» Your instructions
Only the pictures are omitted; repeat all other data exactly.

[Stored entries]
□ □ □ □

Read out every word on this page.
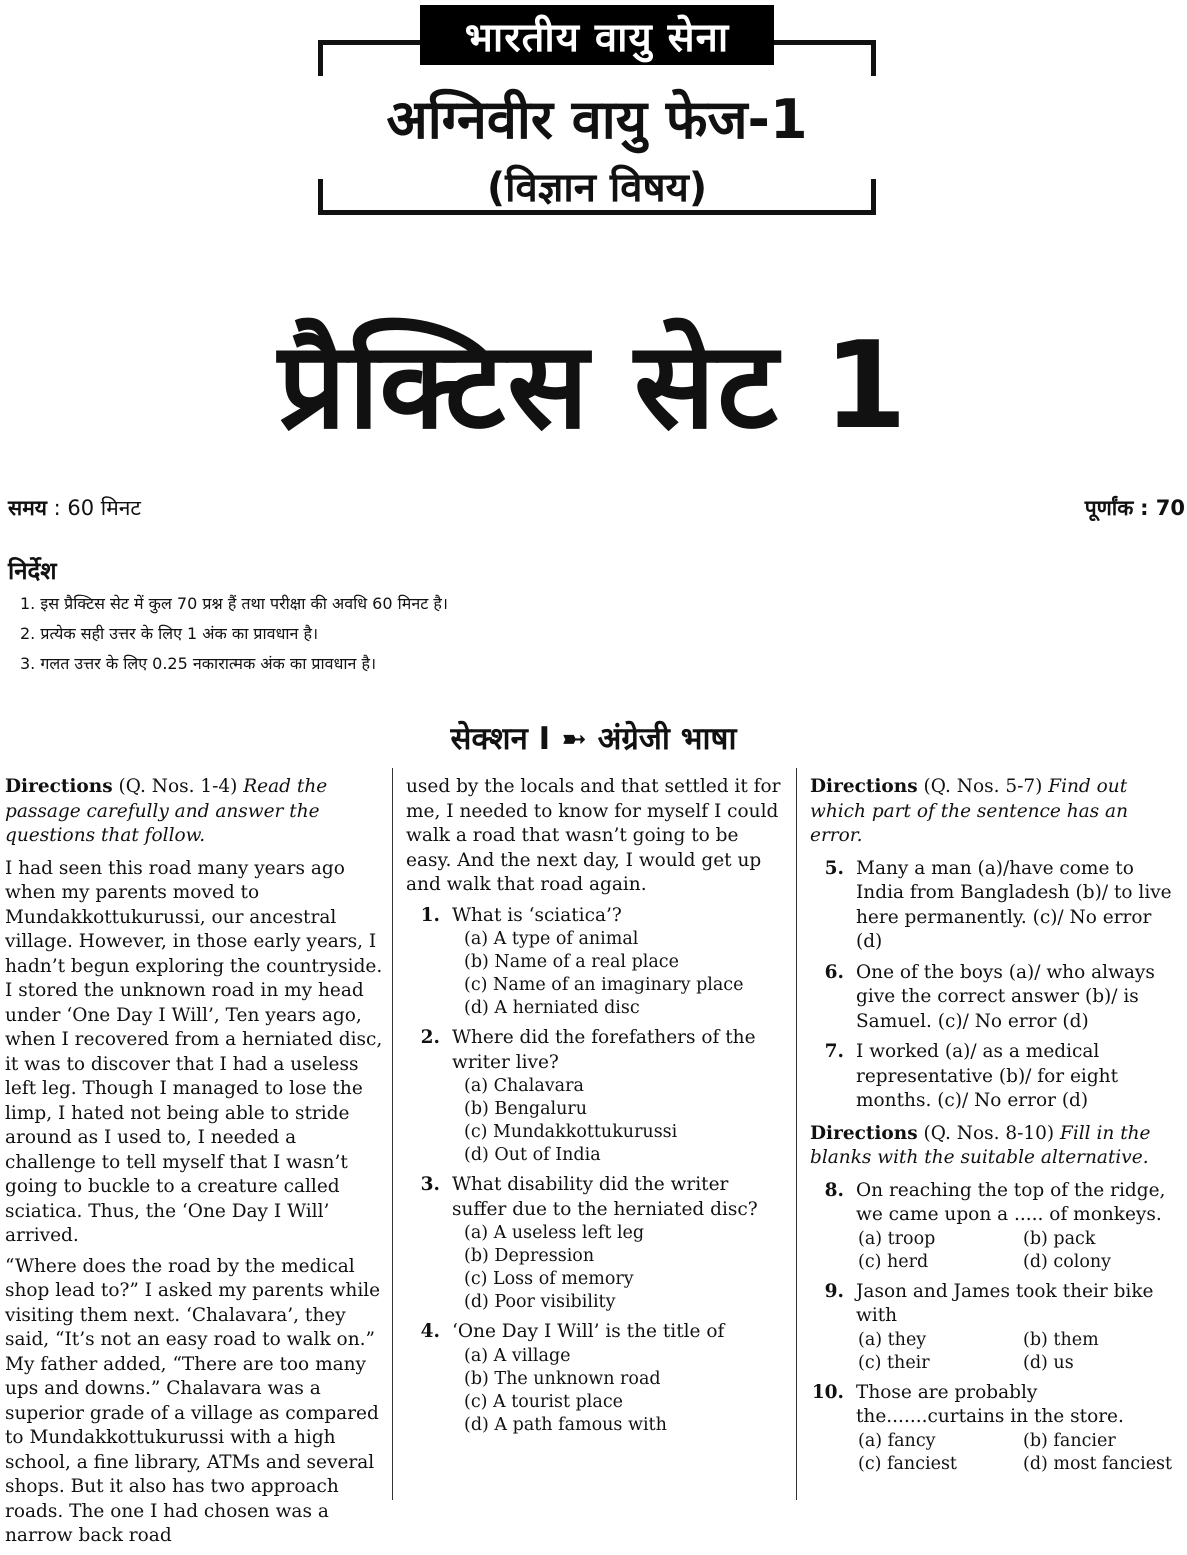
भारतीय वायु सेना
अग्निवीर वायु फेज-1
(विज्ञान विषय)
प्रैक्टिस सेट 1
समय : 60 मिनट	पूर्णांक : 70
निर्देश
1. इस प्रैक्टिस सेट में कुल 70 प्रश्न हैं तथा परीक्षा की अवधि 60 मिनट है।
2. प्रत्येक सही उत्तर के लिए 1 अंक का प्रावधान है।
3. गलत उत्तर के लिए 0.25 नकारात्मक अंक का प्रावधान है।
सेक्शन I ➼ अंग्रेजी भाषा
Directions (Q. Nos. 1-4) Read the passage carefully and answer the questions that follow.

I had seen this road many years ago when my parents moved to Mundakkottukurussi, our ancestral village. However, in those early years, I hadn’t begun exploring the countryside. I stored the unknown road in my head under ‘One Day I Will’, Ten years ago, when I recovered from a herniated disc, it was to discover that I had a useless left leg. Though I managed to lose the limp, I hated not being able to stride around as I used to, I needed a challenge to tell myself that I wasn’t going to buckle to a creature called sciatica. Thus, the ‘One Day I Will’ arrived.

“Where does the road by the medical shop lead to?” I asked my parents while visiting them next. ‘Chalavara’, they said, “It’s not an easy road to walk on.” My father added, “There are too many ups and downs.” Chalavara was a superior grade of a village as compared to Mundakkottukurussi with a high school, a fine library, ATMs and several shops. But it also has two approach roads. The one I had chosen was a narrow back road

used by the locals and that settled it for me, I needed to know for myself I could walk a road that wasn’t going to be easy. And the next day, I would get up and walk that road again.

1. What is ‘sciatica’?
(a) A type of animal
(b) Name of a real place
(c) Name of an imaginary place
(d) A herniated disc
2. Where did the forefathers of the writer live?
(a) Chalavara
(b) Bengaluru
(c) Mundakkottukurussi
(d) Out of India
3. What disability did the writer suffer due to the herniated disc?
(a) A useless left leg
(b) Depression
(c) Loss of memory
(d) Poor visibility
4. ‘One Day I Will’ is the title of
(a) A village
(b) The unknown road
(c) A tourist place
(d) A path famous with
Directions (Q. Nos. 5-7) Find out which part of the sentence has an error.
5. Many a man (a)/have come to India from Bangladesh (b)/ to live here permanently. (c)/ No error (d)
6. One of the boys (a)/ who always give the correct answer (b)/ is Samuel. (c)/ No error (d)
7. I worked (a)/ as a medical representative (b)/ for eight months. (c)/ No error (d)
Directions (Q. Nos. 8-10) Fill in the blanks with the suitable alternative.
8. On reaching the top of the ridge, we came upon a ..... of monkeys.
(a) troop	(b) pack
(c) herd	(d) colony
9. Jason and James took their bike with
(a) they	(b) them
(c) their	(d) us
10. Those are probably the.......curtains in the store.
(a) fancy	(b) fancier
(c) fanciest	(d) most fanciest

□ □ □ □

» Result for this exercise
Read out every word on this page.
भारतीय वायु सेना
अग्निवीर वायु फेज-1
(विज्ञान विषय)
प्रैक्टिस सेट 1
समय : 60 मिनट	पूर्णांक : 70
निर्देश
1. इस प्रैक्टिस सेट में कुल 70 प्रश्न हैं तथा परीक्षा की अवधि 60 मिनट है।
2. प्रत्येक सही उत्तर के लिए 1 अंक का प्रावधान है।
3. गलत उत्तर के लिए 0.25 नकारात्मक अंक का प्रावधान है।
सेक्शन I ➼ अंग्रेजी भाषा
Directions (Q. Nos. 1-4) Read the passage carefully and answer the questions that follow.

I had seen this road many years ago when my parents moved to Mundakkottukurussi, our ancestral village. However, in those early years, I hadn’t begun exploring the countryside. I stored the unknown road in my head under ‘One Day I Will’, Ten years ago, when I recovered from a herniated disc, it was to discover that I had a useless left leg. Though I managed to lose the limp, I hated not being able to stride around as I used to, I needed a challenge to tell myself that I wasn’t going to buckle to a creature called sciatica. Thus, the ‘One Day I Will’ arrived.

“Where does the road by the medical shop lead to?” I asked my parents while visiting them next. ‘Chalavara’, they said, “It’s not an easy road to walk on.” My father added, “There are too many ups and downs.” Chalavara was a superior grade of a village as compared to Mundakkottukurussi with a high school, a fine library, ATMs and several shops. But it also has two approach roads. The one I had chosen was a narrow back road

used by the locals and that settled it for me, I needed to know for myself I could walk a road that wasn’t going to be easy. And the next day, I would get up and walk that road again.

1. What is ‘sciatica’?
(a) A type of animal
(b) Name of a real place
(c) Name of an imaginary place
(d) A herniated disc
2. Where did the forefathers of the writer live?
(a) Chalavara
(b) Bengaluru
(c) Mundakkottukurussi
(d) Out of India
3. What disability did the writer suffer due to the herniated disc?
(a) A useless left leg
(b) Depression
(c) Loss of memory
(d) Poor visibility
4. ‘One Day I Will’ is the title of
(a) A village
(b) The unknown road
(c) A tourist place
(d) A path famous with
Directions (Q. Nos. 5-7) Find out which part of the sentence has an error.
5. Many a man (a)/have come to India from Bangladesh (b)/ to live here permanently. (c)/ No error (d)
6. One of the boys (a)/ who always give the correct answer (b)/ is Samuel. (c)/ No error (d)
7. I worked (a)/ as a medical representative (b)/ for eight months. (c)/ No error (d)
Directions (Q. Nos. 8-10) Fill in the blanks with the suitable alternative.
8. On reaching the top of the ridge, we came upon a ..... of monkeys.
(a) troop	(b) pack
(c) herd	(d) colony
9. Jason and James took their bike with
(a) they	(b) them
(c) their	(d) us
10. Those are probably the.......curtains in the store.
(a) fancy	(b) fancier
(c) fanciest	(d) most fanciest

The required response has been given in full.